▸ **Exercise details**
A single number is the answer here: how many lines of the entries contain "AutoCAD"?

[Extracted data entries]
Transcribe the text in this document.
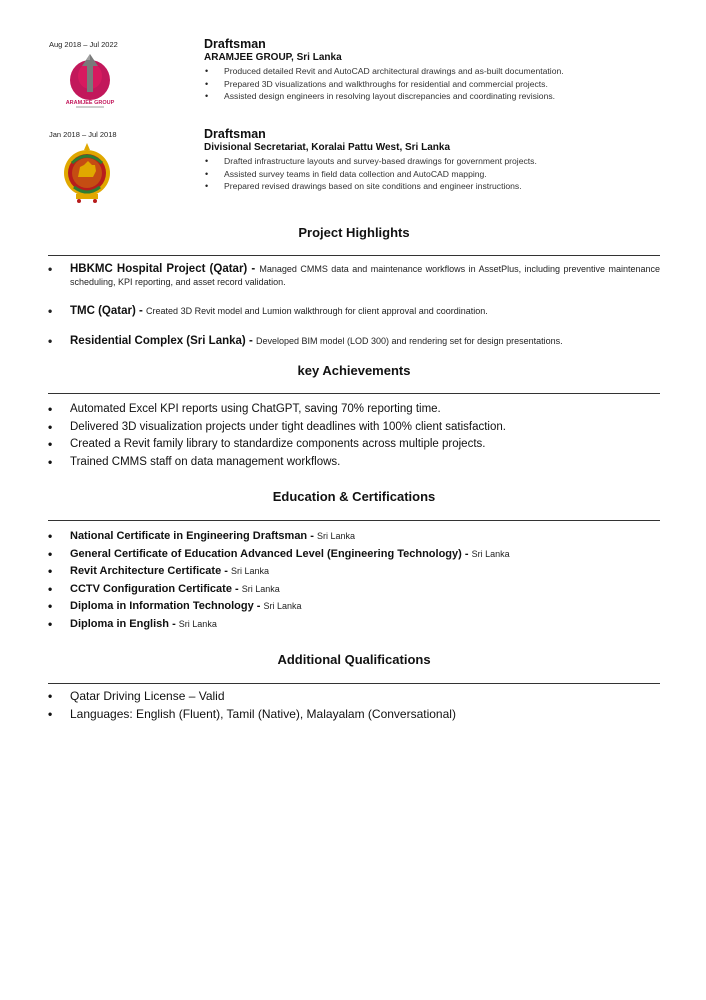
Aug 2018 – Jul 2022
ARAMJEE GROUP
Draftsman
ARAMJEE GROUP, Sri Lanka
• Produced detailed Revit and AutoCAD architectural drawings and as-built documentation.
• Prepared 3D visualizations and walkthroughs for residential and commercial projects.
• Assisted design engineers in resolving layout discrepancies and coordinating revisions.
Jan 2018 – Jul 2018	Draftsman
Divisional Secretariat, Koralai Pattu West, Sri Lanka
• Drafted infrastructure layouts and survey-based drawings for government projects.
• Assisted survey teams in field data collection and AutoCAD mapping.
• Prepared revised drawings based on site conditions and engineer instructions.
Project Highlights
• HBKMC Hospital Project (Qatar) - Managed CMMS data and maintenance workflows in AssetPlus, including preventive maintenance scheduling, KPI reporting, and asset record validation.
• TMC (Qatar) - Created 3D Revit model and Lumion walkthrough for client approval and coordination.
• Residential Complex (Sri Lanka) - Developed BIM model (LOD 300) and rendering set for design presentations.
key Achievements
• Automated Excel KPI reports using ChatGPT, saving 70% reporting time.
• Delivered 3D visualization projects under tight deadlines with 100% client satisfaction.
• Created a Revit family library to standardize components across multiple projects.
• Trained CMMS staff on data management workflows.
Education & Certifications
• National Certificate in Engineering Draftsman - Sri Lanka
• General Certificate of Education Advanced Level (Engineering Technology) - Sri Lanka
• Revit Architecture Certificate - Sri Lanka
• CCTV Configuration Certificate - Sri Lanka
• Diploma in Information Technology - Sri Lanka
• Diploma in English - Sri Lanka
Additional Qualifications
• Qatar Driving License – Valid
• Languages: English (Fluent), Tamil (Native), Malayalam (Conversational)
...
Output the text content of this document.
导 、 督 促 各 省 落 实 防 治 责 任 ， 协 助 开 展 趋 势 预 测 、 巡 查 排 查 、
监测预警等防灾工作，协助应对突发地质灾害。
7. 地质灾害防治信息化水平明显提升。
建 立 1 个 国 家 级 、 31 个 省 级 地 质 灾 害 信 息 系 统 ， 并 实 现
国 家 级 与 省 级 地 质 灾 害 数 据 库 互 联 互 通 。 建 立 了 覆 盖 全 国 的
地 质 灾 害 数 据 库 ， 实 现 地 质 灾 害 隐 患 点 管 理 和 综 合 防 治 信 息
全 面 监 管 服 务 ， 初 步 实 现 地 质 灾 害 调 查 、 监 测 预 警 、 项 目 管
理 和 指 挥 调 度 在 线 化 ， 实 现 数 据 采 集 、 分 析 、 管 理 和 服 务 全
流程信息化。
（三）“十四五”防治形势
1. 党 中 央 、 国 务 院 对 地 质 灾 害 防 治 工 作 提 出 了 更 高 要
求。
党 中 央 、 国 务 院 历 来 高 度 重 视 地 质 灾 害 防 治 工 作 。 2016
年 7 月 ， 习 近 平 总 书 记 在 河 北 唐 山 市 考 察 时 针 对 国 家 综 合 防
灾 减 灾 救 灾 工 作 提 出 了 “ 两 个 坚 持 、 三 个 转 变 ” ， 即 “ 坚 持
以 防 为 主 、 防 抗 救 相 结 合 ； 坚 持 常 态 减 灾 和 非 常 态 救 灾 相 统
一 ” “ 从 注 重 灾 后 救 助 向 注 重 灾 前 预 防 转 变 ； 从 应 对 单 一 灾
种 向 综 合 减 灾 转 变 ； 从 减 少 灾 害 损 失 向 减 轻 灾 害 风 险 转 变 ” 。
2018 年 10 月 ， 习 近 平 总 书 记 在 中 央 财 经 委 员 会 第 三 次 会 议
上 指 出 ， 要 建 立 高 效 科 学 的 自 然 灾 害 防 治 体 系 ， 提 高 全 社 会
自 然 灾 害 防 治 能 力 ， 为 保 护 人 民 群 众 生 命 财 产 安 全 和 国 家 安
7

▸ **Answer for the task**
2